* **Work order**:
I'd like every line in the following listing that holds "layers" copied.

>>>

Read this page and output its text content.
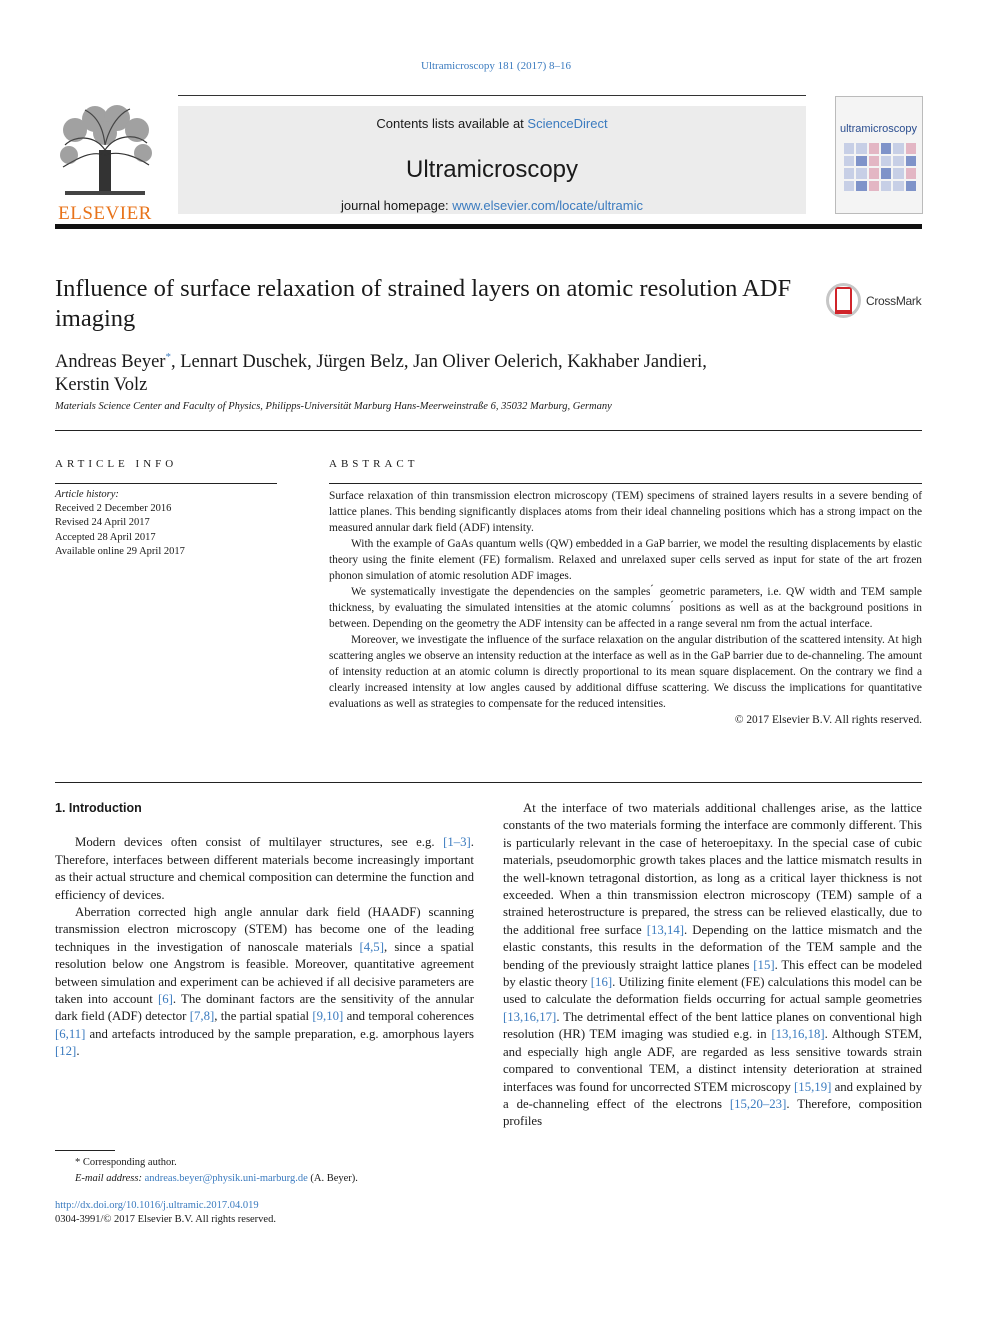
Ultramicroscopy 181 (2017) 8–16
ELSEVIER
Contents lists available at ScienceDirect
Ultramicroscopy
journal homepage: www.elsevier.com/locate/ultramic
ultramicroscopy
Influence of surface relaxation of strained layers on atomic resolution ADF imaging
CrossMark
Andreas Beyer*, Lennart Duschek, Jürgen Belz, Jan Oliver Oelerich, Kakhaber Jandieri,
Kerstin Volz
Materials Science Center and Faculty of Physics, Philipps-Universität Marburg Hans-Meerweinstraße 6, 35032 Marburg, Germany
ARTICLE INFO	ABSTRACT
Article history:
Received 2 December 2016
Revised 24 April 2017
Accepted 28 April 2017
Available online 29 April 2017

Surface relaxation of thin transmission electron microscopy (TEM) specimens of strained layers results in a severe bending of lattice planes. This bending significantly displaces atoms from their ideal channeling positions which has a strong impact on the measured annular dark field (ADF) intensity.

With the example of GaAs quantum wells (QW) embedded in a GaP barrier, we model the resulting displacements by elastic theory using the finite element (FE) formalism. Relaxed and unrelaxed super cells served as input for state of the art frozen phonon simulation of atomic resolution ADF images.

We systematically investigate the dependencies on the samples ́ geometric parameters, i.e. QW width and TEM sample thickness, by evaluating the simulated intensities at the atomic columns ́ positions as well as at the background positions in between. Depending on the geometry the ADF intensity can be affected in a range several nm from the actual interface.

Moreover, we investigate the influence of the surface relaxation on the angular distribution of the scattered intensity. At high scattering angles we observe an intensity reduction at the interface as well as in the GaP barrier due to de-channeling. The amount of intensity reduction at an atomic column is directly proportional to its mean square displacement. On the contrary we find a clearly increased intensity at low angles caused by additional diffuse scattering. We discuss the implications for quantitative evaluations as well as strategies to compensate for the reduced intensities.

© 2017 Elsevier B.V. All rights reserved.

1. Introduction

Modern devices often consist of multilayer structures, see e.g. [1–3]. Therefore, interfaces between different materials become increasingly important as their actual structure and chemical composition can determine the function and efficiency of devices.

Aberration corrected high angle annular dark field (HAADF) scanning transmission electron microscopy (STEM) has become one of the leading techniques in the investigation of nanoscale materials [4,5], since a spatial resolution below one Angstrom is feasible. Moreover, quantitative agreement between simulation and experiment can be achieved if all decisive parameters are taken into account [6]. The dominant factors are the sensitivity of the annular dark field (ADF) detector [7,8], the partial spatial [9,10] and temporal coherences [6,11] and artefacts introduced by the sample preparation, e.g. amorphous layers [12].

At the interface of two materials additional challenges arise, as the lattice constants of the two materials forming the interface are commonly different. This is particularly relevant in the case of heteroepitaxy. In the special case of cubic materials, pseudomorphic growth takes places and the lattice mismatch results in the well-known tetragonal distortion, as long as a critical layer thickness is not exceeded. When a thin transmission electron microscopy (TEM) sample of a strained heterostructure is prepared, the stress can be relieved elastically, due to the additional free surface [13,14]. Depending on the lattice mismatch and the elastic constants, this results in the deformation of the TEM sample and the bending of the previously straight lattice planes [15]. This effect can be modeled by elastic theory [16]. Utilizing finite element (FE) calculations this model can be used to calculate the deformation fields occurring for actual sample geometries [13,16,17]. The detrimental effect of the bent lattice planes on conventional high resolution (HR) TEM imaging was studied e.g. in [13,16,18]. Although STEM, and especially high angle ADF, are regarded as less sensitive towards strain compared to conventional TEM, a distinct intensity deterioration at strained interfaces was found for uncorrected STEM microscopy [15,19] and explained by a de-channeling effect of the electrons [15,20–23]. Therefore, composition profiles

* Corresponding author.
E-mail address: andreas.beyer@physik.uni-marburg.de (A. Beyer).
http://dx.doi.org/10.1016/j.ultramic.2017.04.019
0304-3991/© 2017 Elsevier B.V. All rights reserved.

<<<
>>>

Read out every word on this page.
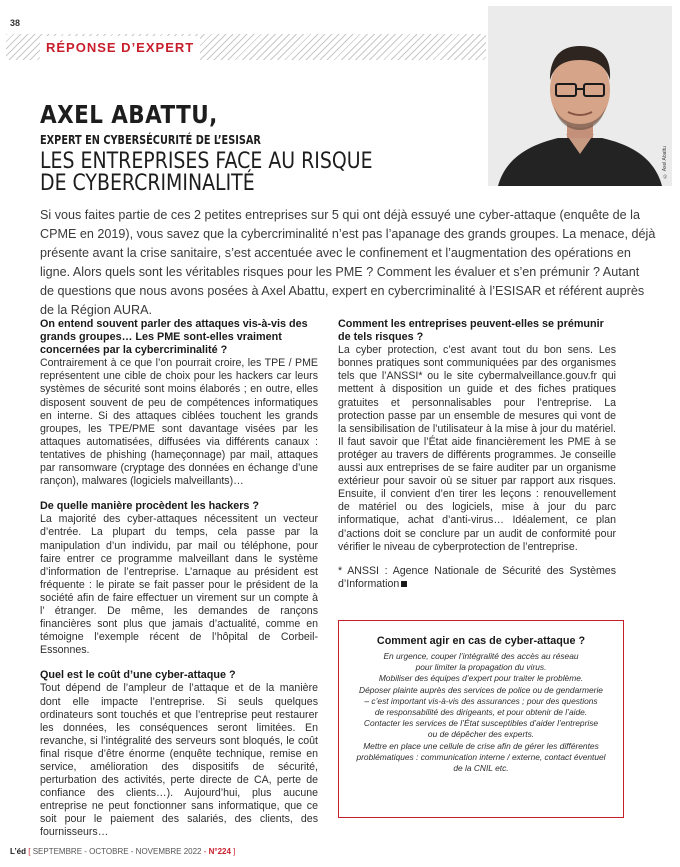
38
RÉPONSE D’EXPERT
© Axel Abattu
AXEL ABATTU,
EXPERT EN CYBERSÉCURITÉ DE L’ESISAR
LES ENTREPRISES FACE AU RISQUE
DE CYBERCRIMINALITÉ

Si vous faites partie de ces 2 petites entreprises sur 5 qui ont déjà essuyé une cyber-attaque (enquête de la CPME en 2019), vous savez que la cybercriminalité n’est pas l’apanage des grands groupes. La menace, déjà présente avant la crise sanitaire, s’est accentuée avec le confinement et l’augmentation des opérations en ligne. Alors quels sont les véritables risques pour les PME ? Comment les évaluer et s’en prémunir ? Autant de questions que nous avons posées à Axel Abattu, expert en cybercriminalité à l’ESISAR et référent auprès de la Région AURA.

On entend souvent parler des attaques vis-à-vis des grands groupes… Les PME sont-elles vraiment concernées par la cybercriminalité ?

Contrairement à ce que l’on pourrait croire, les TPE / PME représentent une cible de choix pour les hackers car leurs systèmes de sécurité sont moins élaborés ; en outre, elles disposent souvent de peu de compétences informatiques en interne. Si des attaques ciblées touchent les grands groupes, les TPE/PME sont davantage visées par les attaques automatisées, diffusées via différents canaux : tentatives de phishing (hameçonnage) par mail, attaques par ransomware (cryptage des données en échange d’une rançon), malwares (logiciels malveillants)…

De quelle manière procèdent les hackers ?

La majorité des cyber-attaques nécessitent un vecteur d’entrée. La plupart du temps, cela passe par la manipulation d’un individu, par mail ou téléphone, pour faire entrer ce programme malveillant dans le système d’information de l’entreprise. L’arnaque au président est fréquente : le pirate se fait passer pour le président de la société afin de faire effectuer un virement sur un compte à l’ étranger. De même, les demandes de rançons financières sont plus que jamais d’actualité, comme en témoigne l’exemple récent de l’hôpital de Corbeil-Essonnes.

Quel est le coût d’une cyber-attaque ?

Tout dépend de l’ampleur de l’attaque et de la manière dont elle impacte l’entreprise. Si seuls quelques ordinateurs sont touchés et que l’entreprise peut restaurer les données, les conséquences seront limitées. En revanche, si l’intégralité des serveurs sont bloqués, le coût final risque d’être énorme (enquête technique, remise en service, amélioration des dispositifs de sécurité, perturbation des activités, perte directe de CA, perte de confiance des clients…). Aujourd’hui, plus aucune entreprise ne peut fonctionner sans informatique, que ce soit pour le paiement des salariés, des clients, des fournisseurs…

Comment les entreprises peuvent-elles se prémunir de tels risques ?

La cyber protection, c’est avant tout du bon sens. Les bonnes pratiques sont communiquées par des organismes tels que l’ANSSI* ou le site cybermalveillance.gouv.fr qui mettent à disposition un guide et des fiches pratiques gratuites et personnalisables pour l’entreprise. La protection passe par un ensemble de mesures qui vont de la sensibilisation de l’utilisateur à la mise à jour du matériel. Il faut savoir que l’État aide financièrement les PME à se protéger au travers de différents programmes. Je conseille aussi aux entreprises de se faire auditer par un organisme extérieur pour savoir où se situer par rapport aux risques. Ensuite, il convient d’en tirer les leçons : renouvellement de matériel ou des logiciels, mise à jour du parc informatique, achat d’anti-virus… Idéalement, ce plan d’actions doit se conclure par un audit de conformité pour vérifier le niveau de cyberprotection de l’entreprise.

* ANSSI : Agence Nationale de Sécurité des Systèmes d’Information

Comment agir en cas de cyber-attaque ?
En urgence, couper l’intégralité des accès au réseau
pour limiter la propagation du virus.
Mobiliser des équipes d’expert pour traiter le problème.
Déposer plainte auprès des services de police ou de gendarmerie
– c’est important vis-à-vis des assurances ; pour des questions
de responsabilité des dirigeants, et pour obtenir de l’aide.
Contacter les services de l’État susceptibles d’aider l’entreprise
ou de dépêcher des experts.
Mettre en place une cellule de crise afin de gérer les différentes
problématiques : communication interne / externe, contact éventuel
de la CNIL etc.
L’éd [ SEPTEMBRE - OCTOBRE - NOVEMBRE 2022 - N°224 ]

<<<

* **Response below**:
Influence of surface relaxation of strained layers on atomic resolution ADF imaging
Surface relaxation of thin transmission electron microscopy (TEM) specimens of strained layers results in a severe bending of lattice planes. This bending significantly displaces atoms from their ideal channeling positions which has a strong impact on the measured annular dark field (ADF) intensity.
Aberration corrected high angle annular dark field (HAADF) scanning transmission electron microscopy (STEM) has become one of the leading techniques in the investigation of nanoscale materials [4,5], since a spatial resolution below one Angstrom is feasible. Moreover, quantitative agreement between simulation and experiment can be achieved if all decisive parameters are taken into account [6]. The dominant factors are the sensitivity of the annular dark field (ADF) detector [7,8], the partial spatial [9,10] and temporal coherences [6,11] and artefacts introduced by the sample preparation, e.g. amorphous layers [12].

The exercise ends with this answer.